[Opening Records shown section]

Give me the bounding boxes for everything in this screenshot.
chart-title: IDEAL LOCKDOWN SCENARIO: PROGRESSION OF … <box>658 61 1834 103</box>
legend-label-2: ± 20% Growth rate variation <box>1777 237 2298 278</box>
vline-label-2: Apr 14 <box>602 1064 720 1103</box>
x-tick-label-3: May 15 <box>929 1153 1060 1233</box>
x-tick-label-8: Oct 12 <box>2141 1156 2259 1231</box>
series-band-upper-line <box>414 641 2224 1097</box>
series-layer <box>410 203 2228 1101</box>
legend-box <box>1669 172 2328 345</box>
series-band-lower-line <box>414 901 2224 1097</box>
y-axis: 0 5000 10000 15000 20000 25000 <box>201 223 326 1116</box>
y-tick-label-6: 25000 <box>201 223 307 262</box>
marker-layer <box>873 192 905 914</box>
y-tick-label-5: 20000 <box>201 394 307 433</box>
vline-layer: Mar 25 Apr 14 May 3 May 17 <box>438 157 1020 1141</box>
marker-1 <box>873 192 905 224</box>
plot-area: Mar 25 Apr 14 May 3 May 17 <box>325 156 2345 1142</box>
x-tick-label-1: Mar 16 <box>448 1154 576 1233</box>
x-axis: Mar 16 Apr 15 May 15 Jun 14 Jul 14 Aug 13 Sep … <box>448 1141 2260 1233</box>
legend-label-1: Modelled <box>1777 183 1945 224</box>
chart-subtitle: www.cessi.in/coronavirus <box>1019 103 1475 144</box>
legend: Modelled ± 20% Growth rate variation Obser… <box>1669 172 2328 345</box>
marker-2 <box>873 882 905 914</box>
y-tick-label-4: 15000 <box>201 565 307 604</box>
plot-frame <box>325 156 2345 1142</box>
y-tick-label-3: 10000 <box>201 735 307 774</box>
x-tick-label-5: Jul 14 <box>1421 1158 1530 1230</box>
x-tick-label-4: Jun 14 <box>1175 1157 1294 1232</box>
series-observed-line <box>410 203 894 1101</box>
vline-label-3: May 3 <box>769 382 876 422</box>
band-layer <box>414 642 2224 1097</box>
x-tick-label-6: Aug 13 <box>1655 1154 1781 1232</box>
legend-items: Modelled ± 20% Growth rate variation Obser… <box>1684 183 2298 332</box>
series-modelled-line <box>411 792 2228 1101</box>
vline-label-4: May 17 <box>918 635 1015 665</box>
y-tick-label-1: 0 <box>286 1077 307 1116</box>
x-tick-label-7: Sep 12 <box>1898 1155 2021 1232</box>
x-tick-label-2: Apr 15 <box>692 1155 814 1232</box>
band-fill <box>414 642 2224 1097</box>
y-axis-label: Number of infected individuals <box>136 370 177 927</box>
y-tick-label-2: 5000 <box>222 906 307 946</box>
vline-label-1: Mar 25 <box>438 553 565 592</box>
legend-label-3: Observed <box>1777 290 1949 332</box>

[Closing Records shown section]

** Try it **
Only one number is expected: the count of lines in the entries holding the string "series".

** Solution to this task **
5